- [Provided entries]:
--- Begin ---
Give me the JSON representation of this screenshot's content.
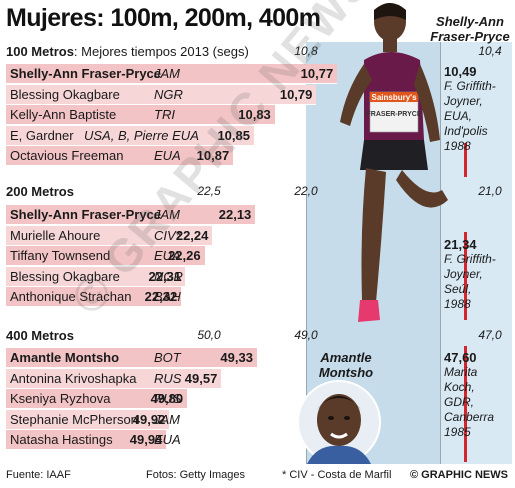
{
  "title": "Mujeres: 100m, 200m, 400m",
  "chart_data": [
    {
      "type": "bar",
      "section": "100 Metros",
      "subtitle": "Mejores tiempos 2013 (segs)",
      "axis_ticks": [
        "10,8",
        "10,4"
      ],
      "axis_range": [
        10.95,
        10.4
      ],
      "athletes": [
        {
          "name": "Shelly-Ann Fraser-Pryce",
          "country": "JAM",
          "time": "10,77",
          "value": 10.77
        },
        {
          "name": "Blessing Okagbare",
          "country": "NGR",
          "time": "10,79",
          "value": 10.79
        },
        {
          "name": "Kelly-Ann Baptiste",
          "country": "TRI",
          "time": "10,83",
          "value": 10.83
        },
        {
          "name": "E, Gardner",
          "country": "USA, B, Pierre EUA",
          "time": "10,85",
          "value": 10.85
        },
        {
          "name": "Octavious Freeman",
          "country": "EUA",
          "time": "10,87",
          "value": 10.87
        }
      ],
      "record": {
        "value": "10,49",
        "lines": [
          "F. Griffith-",
          "Joyner,",
          "EUA,",
          "Ind'polis",
          "1988"
        ]
      }
    },
    {
      "type": "bar",
      "section": "200 Metros",
      "axis_ticks": [
        "22,5",
        "22,0",
        "21,0"
      ],
      "axis_range": [
        22.4,
        21.0
      ],
      "athletes": [
        {
          "name": "Shelly-Ann Fraser-Pryce",
          "country": "JAM",
          "time": "22,13",
          "value": 22.13
        },
        {
          "name": "Murielle Ahoure",
          "country": "CIV*",
          "time": "22,24",
          "value": 22.24
        },
        {
          "name": "Tiffany Townsend",
          "country": "EUA",
          "time": "22,26",
          "value": 22.26
        },
        {
          "name": "Blessing Okagbare",
          "country": "NGR",
          "time": "22,31",
          "value": 22.31
        },
        {
          "name": "Anthonique Strachan",
          "country": "BAH",
          "time": "22,32",
          "value": 22.32
        }
      ],
      "record": {
        "value": "21,34",
        "lines": [
          "F. Griffith-",
          "Joyner,",
          "Seúl,",
          "1988"
        ]
      }
    },
    {
      "type": "bar",
      "section": "400 Metros",
      "axis_ticks": [
        "50,0",
        "49,0",
        "47,0"
      ],
      "axis_range": [
        50.05,
        47.0
      ],
      "athletes": [
        {
          "name": "Amantle Montsho",
          "country": "BOT",
          "time": "49,33",
          "value": 49.33
        },
        {
          "name": "Antonina Krivoshapka",
          "country": "RUS",
          "time": "49,57",
          "value": 49.57
        },
        {
          "name": "Kseniya Ryzhova",
          "country": "RUS",
          "time": "49,80",
          "value": 49.8
        },
        {
          "name": "Stephanie McPherson",
          "country": "JAM",
          "time": "49,92",
          "value": 49.92
        },
        {
          "name": "Natasha Hastings",
          "country": "EUA",
          "time": "49,94",
          "value": 49.94
        }
      ],
      "record": {
        "value": "47,60",
        "lines": [
          "Marita",
          "Koch,",
          "GDR,",
          "Canberra",
          "1985"
        ]
      }
    }
  ],
  "photo_labels": {
    "top": "Shelly-Ann Fraser-Pryce",
    "bottom": "Amantle Montsho",
    "bib_sponsor": "Sainsbury's",
    "bib_name": "FRASER-PRYCE"
  },
  "footer": {
    "source": "Fuente: IAAF",
    "photos": "Fotos: Getty Images",
    "note": "* CIV - Costa de Marfil",
    "credit": "© GRAPHIC NEWS"
  },
  "watermark": "© GRAPHIC NEWS",
  "colors": {
    "bar": "#f3c4c6",
    "band": "#c6dcea",
    "record_line": "#d6262d"
  }
}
--- End ---
- [Requirement]:
Go through the records above, find every line with the word "Amantle", and list those lines.

- [Written solution]:
          "name": "Amantle Montsho",
    "bottom": "Amantle Montsho",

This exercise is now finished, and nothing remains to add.